**INFORMATION PROVIDED:**

============

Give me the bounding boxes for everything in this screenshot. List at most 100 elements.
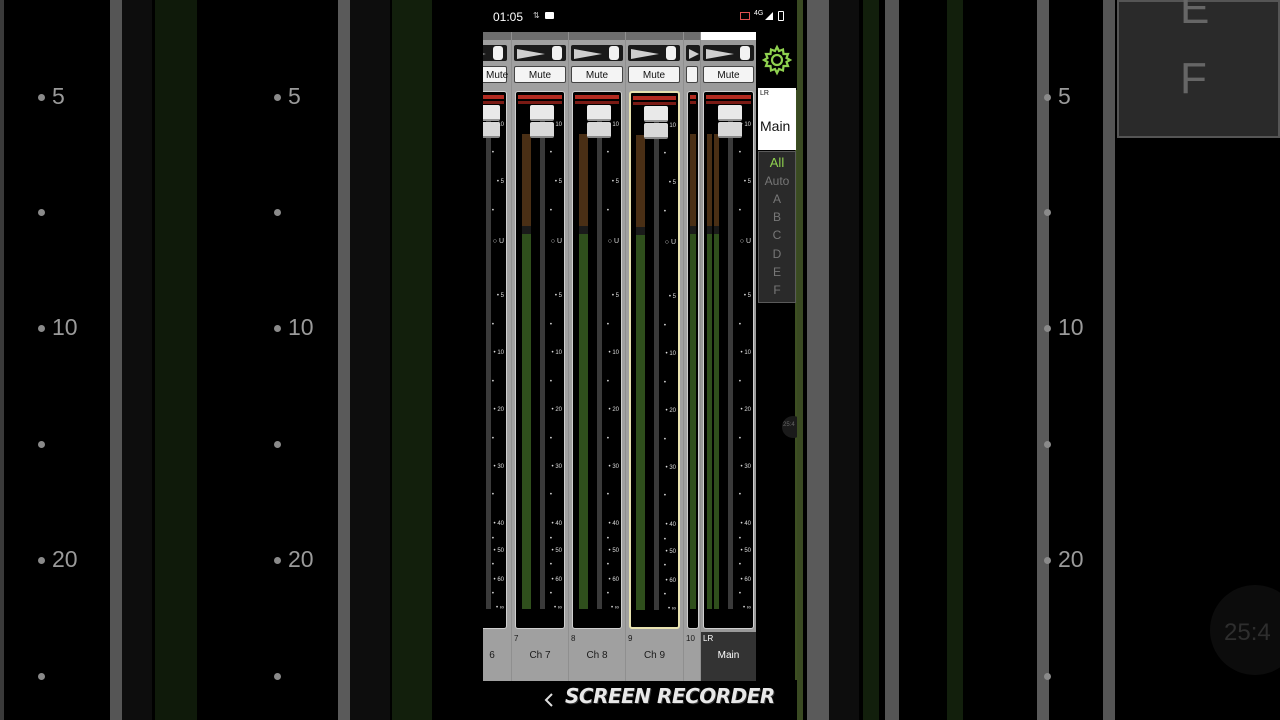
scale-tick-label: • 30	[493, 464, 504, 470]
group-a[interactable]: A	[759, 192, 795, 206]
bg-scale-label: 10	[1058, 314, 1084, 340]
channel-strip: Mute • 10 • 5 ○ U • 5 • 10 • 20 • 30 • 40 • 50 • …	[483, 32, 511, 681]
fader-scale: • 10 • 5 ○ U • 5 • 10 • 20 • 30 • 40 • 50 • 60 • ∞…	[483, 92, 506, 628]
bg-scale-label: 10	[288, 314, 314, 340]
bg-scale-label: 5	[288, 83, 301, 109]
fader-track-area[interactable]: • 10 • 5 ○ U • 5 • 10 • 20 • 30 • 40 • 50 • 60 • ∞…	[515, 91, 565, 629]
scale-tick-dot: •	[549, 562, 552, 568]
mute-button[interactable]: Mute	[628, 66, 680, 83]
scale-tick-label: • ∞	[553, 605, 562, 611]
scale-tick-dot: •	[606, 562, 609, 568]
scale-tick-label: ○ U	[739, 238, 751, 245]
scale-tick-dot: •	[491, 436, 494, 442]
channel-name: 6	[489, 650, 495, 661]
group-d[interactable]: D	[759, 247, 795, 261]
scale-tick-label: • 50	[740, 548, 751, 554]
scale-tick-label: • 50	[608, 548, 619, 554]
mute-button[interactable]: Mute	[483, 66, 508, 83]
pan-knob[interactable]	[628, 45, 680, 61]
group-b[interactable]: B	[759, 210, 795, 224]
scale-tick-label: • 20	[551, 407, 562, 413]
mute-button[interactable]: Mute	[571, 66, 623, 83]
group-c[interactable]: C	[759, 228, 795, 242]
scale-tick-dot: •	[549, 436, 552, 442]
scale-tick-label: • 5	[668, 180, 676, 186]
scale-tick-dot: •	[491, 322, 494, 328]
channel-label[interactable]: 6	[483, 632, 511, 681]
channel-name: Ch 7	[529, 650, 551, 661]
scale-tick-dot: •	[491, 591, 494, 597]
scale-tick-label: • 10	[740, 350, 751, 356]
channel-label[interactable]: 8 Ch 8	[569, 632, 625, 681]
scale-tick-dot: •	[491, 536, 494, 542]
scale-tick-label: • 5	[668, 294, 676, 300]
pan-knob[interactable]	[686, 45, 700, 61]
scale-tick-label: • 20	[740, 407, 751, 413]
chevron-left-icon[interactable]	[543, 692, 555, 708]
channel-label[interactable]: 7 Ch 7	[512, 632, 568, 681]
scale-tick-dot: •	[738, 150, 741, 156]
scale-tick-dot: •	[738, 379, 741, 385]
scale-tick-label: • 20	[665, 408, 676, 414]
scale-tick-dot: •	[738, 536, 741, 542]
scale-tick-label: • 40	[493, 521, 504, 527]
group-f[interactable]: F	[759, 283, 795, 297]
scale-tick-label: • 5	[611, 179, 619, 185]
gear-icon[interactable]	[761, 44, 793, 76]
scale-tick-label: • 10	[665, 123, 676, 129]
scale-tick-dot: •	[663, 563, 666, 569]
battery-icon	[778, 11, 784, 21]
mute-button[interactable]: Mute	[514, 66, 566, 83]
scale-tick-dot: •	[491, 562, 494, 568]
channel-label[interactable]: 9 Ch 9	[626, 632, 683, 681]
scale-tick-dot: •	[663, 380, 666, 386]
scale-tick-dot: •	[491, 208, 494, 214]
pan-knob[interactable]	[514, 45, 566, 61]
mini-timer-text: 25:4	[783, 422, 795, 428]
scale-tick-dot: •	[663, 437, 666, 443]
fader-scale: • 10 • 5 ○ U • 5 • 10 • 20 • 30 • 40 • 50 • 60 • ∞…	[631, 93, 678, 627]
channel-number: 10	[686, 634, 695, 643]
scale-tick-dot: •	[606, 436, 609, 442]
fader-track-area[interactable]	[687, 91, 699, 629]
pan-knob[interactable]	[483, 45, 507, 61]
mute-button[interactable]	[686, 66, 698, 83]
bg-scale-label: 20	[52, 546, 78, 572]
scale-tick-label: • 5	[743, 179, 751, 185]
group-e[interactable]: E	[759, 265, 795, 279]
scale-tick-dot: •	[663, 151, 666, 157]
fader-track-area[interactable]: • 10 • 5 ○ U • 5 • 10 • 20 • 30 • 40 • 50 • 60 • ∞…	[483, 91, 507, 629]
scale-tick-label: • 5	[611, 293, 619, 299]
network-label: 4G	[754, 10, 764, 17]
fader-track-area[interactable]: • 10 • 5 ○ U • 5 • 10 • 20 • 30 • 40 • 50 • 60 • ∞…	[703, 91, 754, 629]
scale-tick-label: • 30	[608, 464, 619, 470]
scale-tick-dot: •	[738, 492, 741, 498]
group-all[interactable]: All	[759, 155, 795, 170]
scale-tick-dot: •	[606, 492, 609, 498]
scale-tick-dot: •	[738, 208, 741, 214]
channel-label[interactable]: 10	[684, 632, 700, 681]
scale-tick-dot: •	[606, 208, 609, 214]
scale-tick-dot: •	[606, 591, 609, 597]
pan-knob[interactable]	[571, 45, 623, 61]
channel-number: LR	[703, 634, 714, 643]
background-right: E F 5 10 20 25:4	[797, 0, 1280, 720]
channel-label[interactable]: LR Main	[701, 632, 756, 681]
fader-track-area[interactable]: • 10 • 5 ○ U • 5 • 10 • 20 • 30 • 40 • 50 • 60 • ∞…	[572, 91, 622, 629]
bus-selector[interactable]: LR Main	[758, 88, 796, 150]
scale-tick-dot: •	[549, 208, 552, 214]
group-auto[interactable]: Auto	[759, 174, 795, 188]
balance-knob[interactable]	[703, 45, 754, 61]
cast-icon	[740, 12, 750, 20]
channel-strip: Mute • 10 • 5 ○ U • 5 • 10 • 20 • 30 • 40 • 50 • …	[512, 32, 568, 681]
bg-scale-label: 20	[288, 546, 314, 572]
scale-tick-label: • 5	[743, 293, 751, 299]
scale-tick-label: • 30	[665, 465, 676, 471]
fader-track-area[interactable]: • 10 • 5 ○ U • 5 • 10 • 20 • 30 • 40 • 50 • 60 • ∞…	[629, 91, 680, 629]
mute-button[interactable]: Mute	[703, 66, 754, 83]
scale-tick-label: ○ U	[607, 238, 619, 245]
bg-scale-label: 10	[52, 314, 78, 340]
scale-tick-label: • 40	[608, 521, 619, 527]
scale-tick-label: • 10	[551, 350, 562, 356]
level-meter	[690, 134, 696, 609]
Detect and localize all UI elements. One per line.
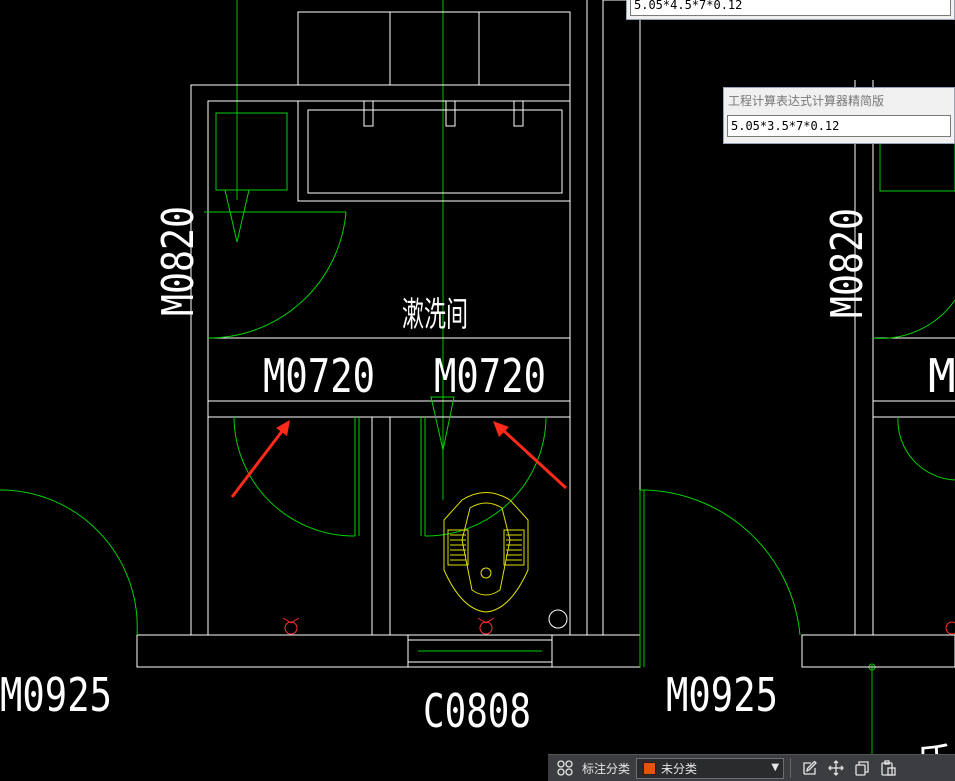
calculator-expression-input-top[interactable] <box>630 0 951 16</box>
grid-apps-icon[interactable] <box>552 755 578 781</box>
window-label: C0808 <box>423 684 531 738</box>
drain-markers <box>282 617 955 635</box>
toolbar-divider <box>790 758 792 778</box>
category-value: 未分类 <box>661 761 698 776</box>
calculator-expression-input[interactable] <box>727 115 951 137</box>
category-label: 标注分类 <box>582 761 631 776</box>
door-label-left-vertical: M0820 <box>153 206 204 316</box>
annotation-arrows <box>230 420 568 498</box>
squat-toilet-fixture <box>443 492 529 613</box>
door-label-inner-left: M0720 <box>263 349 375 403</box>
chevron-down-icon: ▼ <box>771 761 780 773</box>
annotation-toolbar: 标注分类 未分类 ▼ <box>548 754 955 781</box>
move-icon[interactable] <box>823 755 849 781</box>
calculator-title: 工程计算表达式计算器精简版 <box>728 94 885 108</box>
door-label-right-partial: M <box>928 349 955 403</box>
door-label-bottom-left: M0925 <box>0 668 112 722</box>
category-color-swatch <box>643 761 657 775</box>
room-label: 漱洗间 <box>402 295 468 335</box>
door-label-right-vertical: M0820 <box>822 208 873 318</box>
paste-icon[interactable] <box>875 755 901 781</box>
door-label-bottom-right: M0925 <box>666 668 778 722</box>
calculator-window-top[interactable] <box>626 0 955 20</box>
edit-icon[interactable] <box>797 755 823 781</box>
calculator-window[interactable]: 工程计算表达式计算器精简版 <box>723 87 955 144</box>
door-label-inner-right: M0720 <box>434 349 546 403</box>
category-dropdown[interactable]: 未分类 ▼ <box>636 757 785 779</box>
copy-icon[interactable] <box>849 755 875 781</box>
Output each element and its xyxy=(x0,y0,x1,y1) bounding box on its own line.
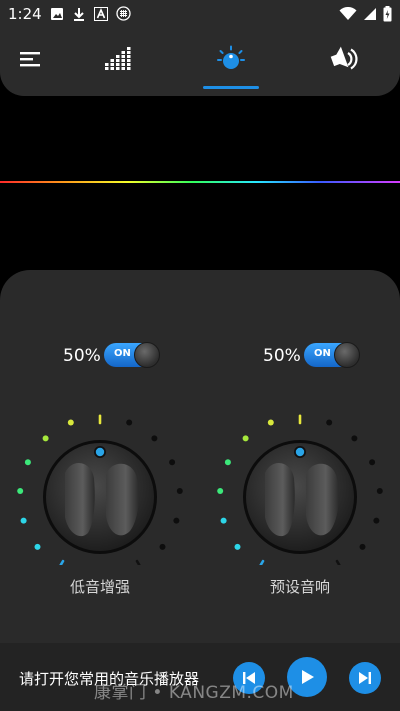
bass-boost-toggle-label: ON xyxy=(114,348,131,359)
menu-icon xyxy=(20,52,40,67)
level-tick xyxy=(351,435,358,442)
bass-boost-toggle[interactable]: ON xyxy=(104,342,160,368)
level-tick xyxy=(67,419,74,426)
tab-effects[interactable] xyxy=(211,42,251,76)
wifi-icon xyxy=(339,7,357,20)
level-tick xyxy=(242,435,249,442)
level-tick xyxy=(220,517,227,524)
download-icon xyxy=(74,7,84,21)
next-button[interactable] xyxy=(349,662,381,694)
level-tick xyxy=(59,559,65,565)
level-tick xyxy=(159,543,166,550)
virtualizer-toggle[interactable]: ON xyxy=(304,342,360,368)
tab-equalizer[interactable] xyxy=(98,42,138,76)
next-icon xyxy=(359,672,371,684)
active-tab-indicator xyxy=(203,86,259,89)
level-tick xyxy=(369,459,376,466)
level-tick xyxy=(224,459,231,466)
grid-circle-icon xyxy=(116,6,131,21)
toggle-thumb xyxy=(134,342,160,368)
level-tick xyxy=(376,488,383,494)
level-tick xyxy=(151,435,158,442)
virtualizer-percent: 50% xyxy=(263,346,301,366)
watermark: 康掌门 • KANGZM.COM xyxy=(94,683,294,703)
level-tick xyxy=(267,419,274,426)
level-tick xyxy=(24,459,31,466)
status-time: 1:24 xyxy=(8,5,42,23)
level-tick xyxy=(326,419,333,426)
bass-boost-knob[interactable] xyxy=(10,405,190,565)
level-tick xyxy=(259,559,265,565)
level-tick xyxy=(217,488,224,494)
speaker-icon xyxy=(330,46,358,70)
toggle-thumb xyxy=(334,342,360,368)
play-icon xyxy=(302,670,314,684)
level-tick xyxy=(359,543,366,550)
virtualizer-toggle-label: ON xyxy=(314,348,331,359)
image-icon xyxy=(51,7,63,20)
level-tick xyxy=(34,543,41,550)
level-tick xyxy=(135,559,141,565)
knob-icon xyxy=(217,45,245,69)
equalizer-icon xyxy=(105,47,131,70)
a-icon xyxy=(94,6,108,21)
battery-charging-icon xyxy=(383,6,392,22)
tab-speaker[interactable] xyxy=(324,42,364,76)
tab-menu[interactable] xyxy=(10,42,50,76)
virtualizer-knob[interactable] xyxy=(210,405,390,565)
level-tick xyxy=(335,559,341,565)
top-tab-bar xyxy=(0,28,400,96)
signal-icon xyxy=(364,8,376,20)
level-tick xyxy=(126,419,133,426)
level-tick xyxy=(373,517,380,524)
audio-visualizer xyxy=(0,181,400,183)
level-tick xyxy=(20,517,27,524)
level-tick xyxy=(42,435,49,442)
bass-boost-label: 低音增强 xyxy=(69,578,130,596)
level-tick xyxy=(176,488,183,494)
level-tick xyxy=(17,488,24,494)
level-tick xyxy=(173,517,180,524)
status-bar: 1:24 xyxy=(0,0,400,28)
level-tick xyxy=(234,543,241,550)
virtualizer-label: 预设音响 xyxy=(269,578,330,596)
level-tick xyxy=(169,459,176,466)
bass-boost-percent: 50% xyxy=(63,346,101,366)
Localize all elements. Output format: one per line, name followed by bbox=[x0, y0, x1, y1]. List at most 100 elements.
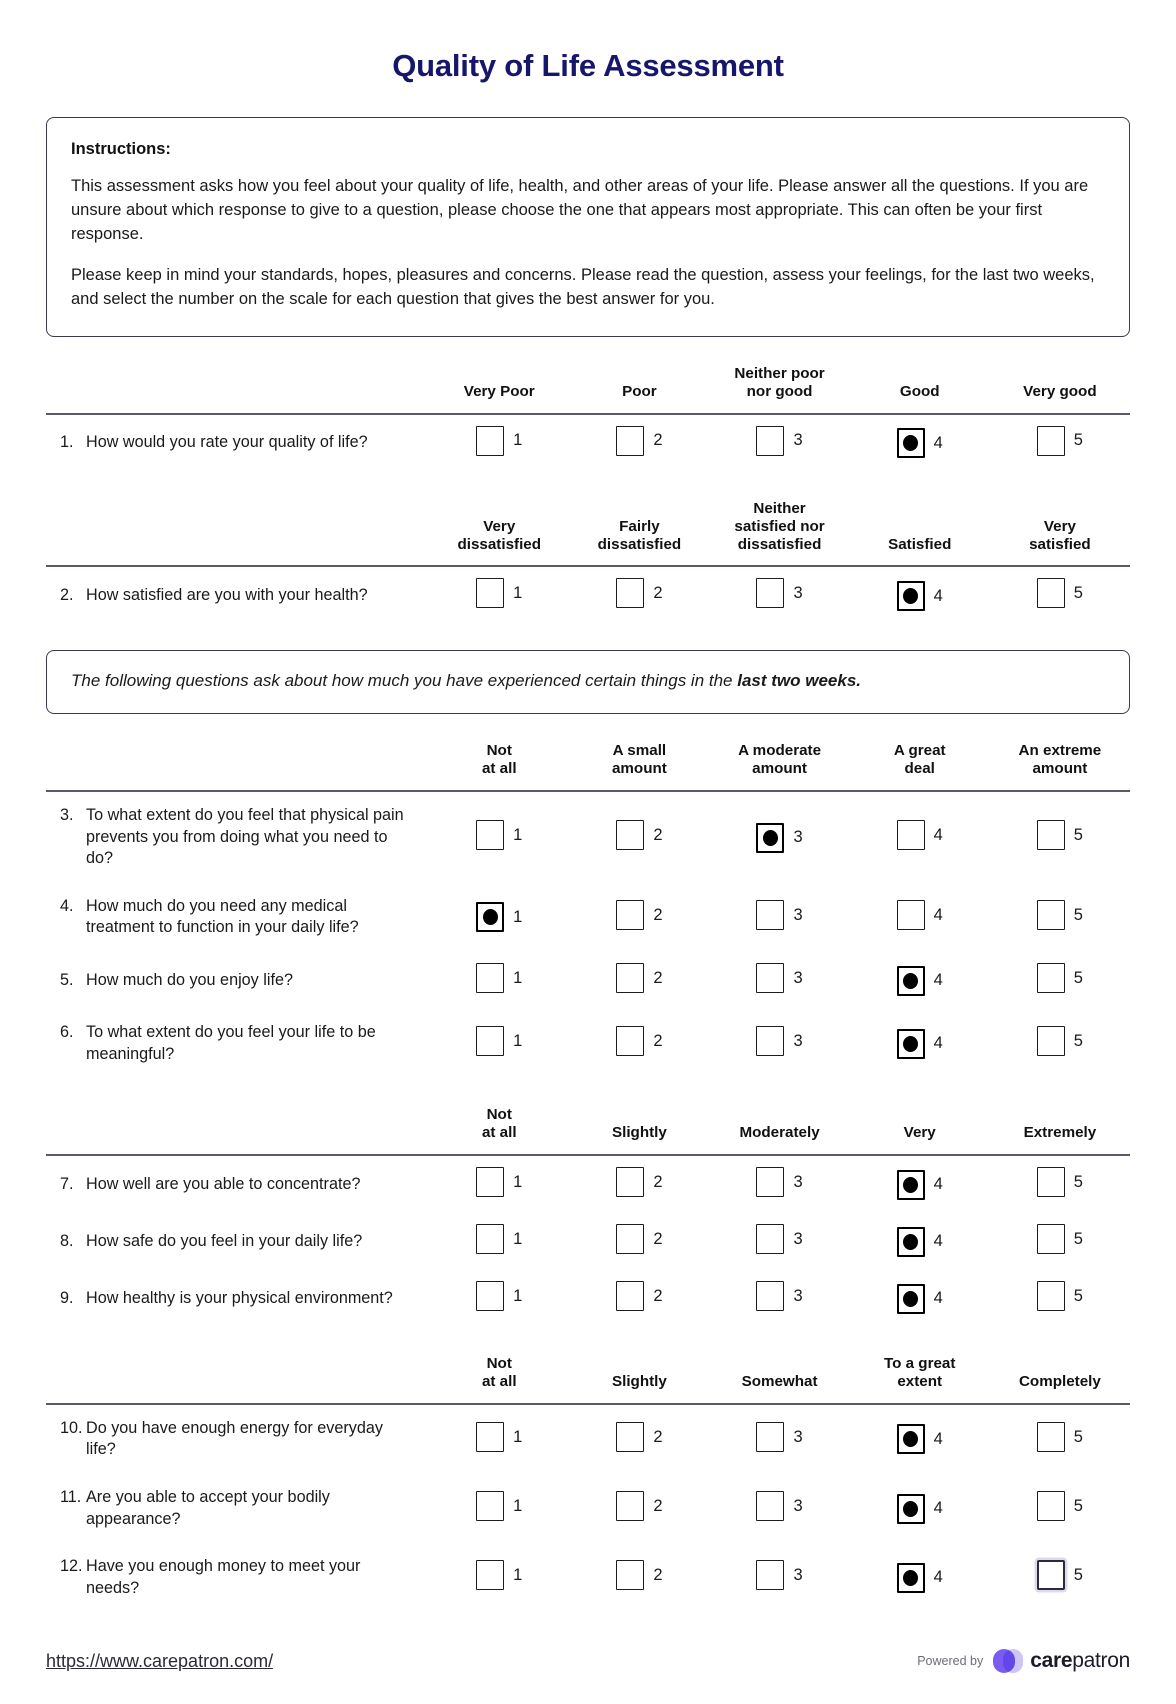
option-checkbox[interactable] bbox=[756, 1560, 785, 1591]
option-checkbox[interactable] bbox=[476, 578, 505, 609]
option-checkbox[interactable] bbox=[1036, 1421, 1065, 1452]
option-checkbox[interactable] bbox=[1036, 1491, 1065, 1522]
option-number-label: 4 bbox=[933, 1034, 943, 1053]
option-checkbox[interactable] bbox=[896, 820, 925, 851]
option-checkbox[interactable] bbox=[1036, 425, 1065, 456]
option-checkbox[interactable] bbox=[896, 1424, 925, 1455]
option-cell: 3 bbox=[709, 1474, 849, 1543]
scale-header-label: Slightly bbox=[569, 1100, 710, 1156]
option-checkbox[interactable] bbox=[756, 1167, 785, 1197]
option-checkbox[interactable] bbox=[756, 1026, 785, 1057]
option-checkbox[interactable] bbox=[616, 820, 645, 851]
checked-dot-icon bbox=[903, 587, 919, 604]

============

**TO DO:**
Lay out the stretch of material that opens with the line containing "464, 504, 470]" and closes with the line containing "83, 301, 109]", both ends included, as a Markdown table with the columns Row and Line. Number the rows in order and leave out blank lines.

**ANSWER TO THIS EXERCISE:**
| Row | Line |
|---|---|
| 1 | scale-tick-label: • 30	[493, 464, 504, 470] |
| 2 | group-a[interactable]: A	[759, 192, 795, 206] |
| 3 | bg-scale-label: 10	[1058, 314, 1084, 340] |
| 4 | channel-strip: Mute • 10 • 5 ○ U • 5 • 10 • 20 • 30 • 40 • 50 • …	[483, 32, 511, 681] |
| 5 | fader-scale: • 10 • 5 ○ U • 5 • 10 • 20 • 30 • 40 • 50 • 60 • ∞…	[483, 92, 506, 628] |
| 6 | bg-scale-label: 10	[288, 314, 314, 340] |
| 7 | bg-scale-label: 5	[288, 83, 301, 109] |